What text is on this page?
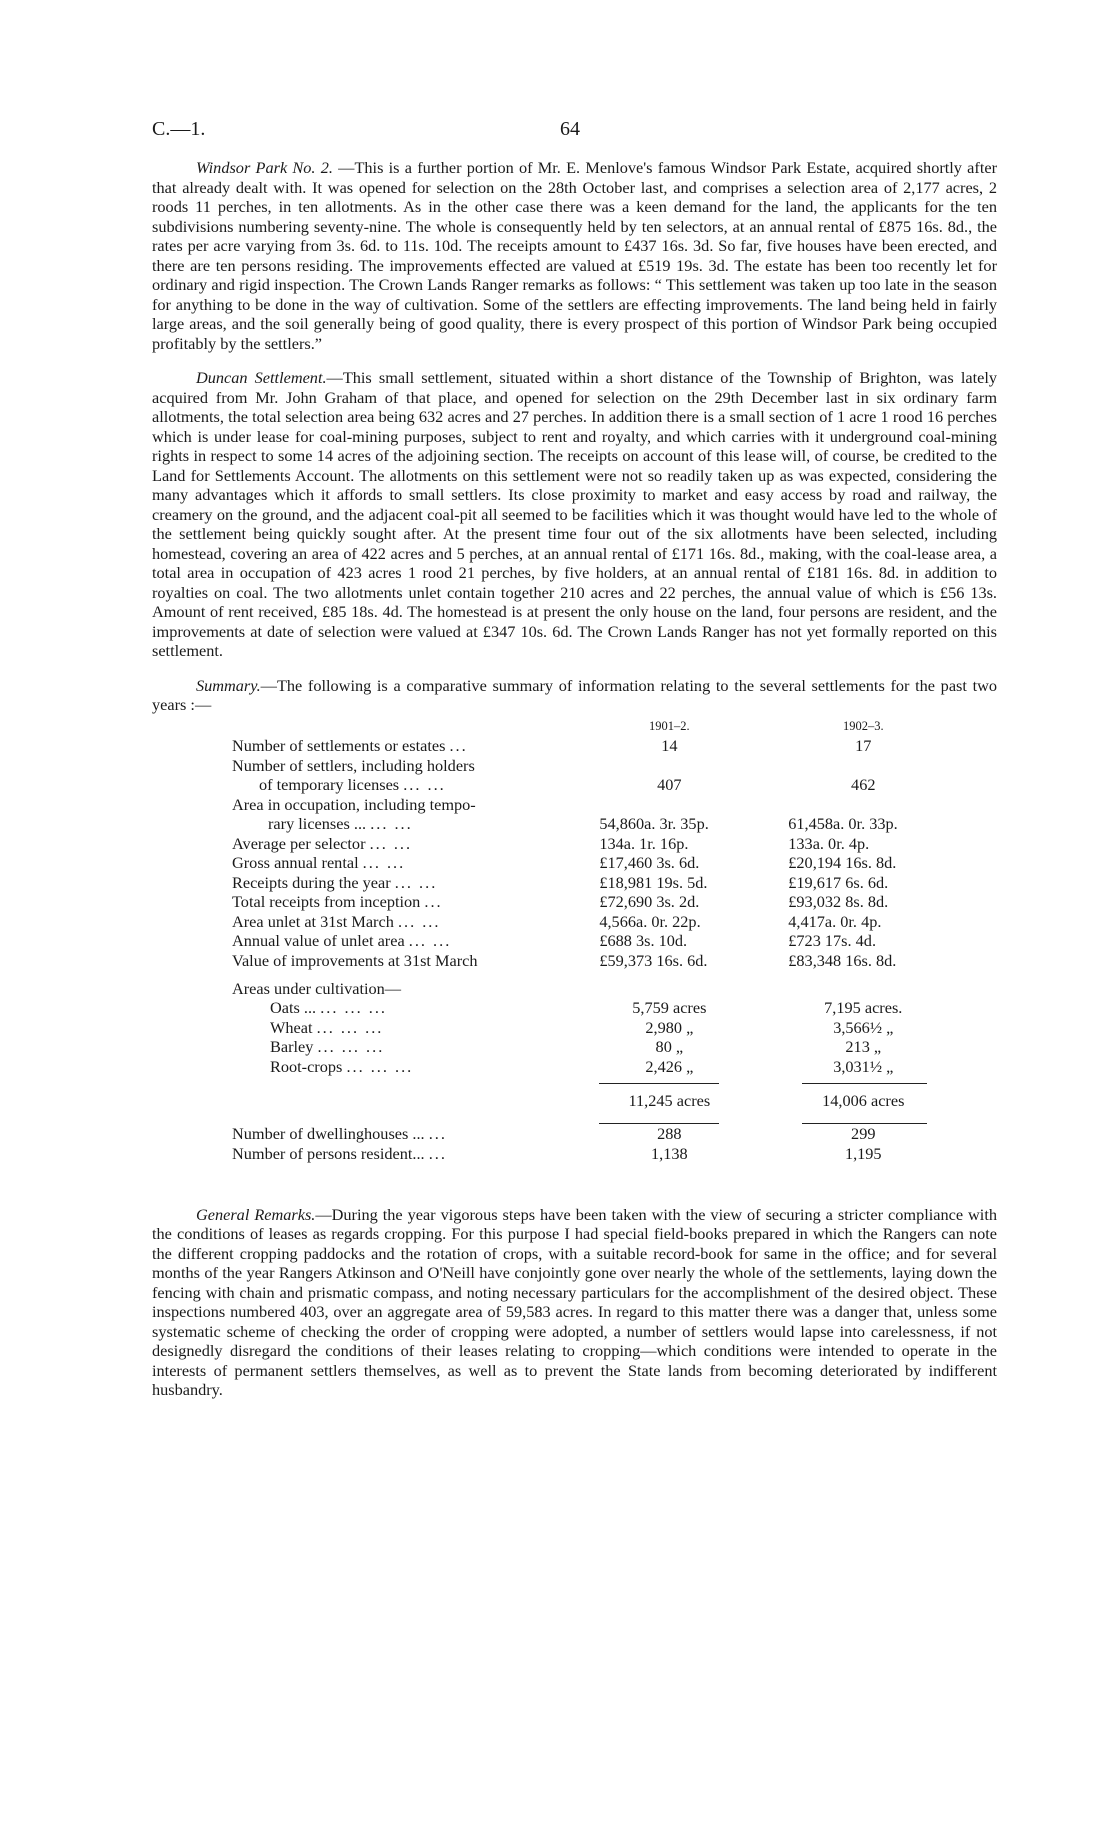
C.—1.	64

Windsor Park No. 2. —This is a further portion of Mr. E. Menlove's famous Windsor Park Estate, acquired shortly after that already dealt with. It was opened for selection on the 28th October last, and comprises a selection area of 2,177 acres, 2 roods 11 perches, in ten allotments. As in the other case there was a keen demand for the land, the applicants for the ten subdivisions numbering seventy-nine. The whole is consequently held by ten selectors, at an annual rental of £875 16s. 8d., the rates per acre varying from 3s. 6d. to 11s. 10d. The receipts amount to £437 16s. 3d. So far, five houses have been erected, and there are ten persons residing. The improvements effected are valued at £519 19s. 3d. The estate has been too recently let for ordinary and rigid inspection. The Crown Lands Ranger remarks as follows: “ This settlement was taken up too late in the season for anything to be done in the way of cultivation. Some of the settlers are effecting improvements. The land being held in fairly large areas, and the soil generally being of good quality, there is every prospect of this portion of Windsor Park being occupied profitably by the settlers.”

Duncan Settlement.—This small settlement, situated within a short distance of the Township of Brighton, was lately acquired from Mr. John Graham of that place, and opened for selection on the 29th December last in six ordinary farm allotments, the total selection area being 632 acres and 27 perches. In addition there is a small section of 1 acre 1 rood 16 perches which is under lease for coal-mining purposes, subject to rent and royalty, and which carries with it underground coal-mining rights in respect to some 14 acres of the adjoining section. The receipts on account of this lease will, of course, be credited to the Land for Settlements Account. The allotments on this settlement were not so readily taken up as was expected, considering the many advantages which it affords to small settlers. Its close proximity to market and easy access by road and railway, the creamery on the ground, and the adjacent coal-pit all seemed to be facilities which it was thought would have led to the whole of the settlement being quickly sought after. At the present time four out of the six allotments have been selected, including homestead, covering an area of 422 acres and 5 perches, at an annual rental of £171 16s. 8d., making, with the coal-lease area, a total area in occupation of 423 acres 1 rood 21 perches, by five holders, at an annual rental of £181 16s. 8d. in addition to royalties on coal. The two allotments unlet contain together 210 acres and 22 perches, the annual value of which is £56 13s. Amount of rent received, £85 18s. 4d. The homestead is at present the only house on the land, four persons are resident, and the improvements at date of selection were valued at £347 10s. 6d. The Crown Lands Ranger has not yet formally reported on this settlement.

Summary.—The following is a comparative summary of information relating to the several settlements for the past two years :—

	1901–2.	1902–3.

Number of settlements or estates ...	14	17

Number of settlers, including holders		
of temporary licenses ... ...	407	462

Area in occupation, including tempo-		
rary licenses ... ... ...	54,860a. 3r. 35p.	61,458a. 0r. 33p.

Average per selector ... ...	134a. 1r. 16p.	133a. 0r. 4p.

Gross annual rental ... ...	£17,460 3s. 6d.	£20,194 16s. 8d.

Receipts during the year ... ...	£18,981 19s. 5d.	£19,617 6s. 6d.

Total receipts from inception ...	£72,690 3s. 2d.	£93,032 8s. 8d.

Area unlet at 31st March ... ...	4,566a. 0r. 22p.	4,417a. 0r. 4p.

Annual value of unlet area ... ...	£688 3s. 10d.	£723 17s. 4d.

Value of improvements at 31st March	£59,373 16s. 6d.	£83,348 16s. 8d.

Areas under cultivation—		
Oats ... ... ... ...	5,759 acres	7,195 acres.

Wheat ... ... ...	2,980 „	3,566½ „

Barley ... ... ...	80 „	213 „

Root-crops ... ... ...	2,426 „	3,031½ „

	11,245 acres	14,006 acres

Number of dwellinghouses ... ...	288	299

Number of persons resident... ...	1,138	1,195

General Remarks.—During the year vigorous steps have been taken with the view of securing a stricter compliance with the conditions of leases as regards cropping. For this purpose I had special field-books prepared in which the Rangers can note the different cropping paddocks and the rotation of crops, with a suitable record-book for same in the office; and for several months of the year Rangers Atkinson and O'Neill have conjointly gone over nearly the whole of the settlements, laying down the fencing with chain and prismatic compass, and noting necessary particulars for the accomplishment of the desired object. These inspections numbered 403, over an aggregate area of 59,583 acres. In regard to this matter there was a danger that, unless some systematic scheme of checking the order of cropping were adopted, a number of settlers would lapse into carelessness, if not designedly disregard the conditions of their leases relating to cropping—which conditions were intended to operate in the interests of permanent settlers themselves, as well as to prevent the State lands from becoming deteriorated by indifferent husbandry.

•••••

## What the exercise asks
Pull out each line of the records holding the string "cultivation".

## Right answer
Windsor Park No. 2. —This is a further portion of Mr. E. Menlove's famous Windsor Park Estate, acquired shortly after that already dealt with. It was opened for selection on the 28th October last, and comprises a selection area of 2,177 acres, 2 roods 11 perches, in ten allotments. As in the other case there was a keen demand for the land, the applicants for the ten subdivisions numbering seventy-nine. The whole is consequently held by ten selectors, at an annual rental of £875 16s. 8d., the rates per acre varying from 3s. 6d. to 11s. 10d. The receipts amount to £437 16s. 3d. So far, five houses have been erected, and there are ten persons residing. The improvements effected are valued at £519 19s. 3d. The estate has been too recently let for ordinary and rigid inspection. The Crown Lands Ranger remarks as follows: “ This settlement was taken up too late in the season for anything to be done in the way of cultivation. Some of the settlers are effecting improvements. The land being held in fairly large areas, and the soil generally being of good quality, there is every prospect of this portion of Windsor Park being occupied profitably by the settlers.”
Areas under cultivation—		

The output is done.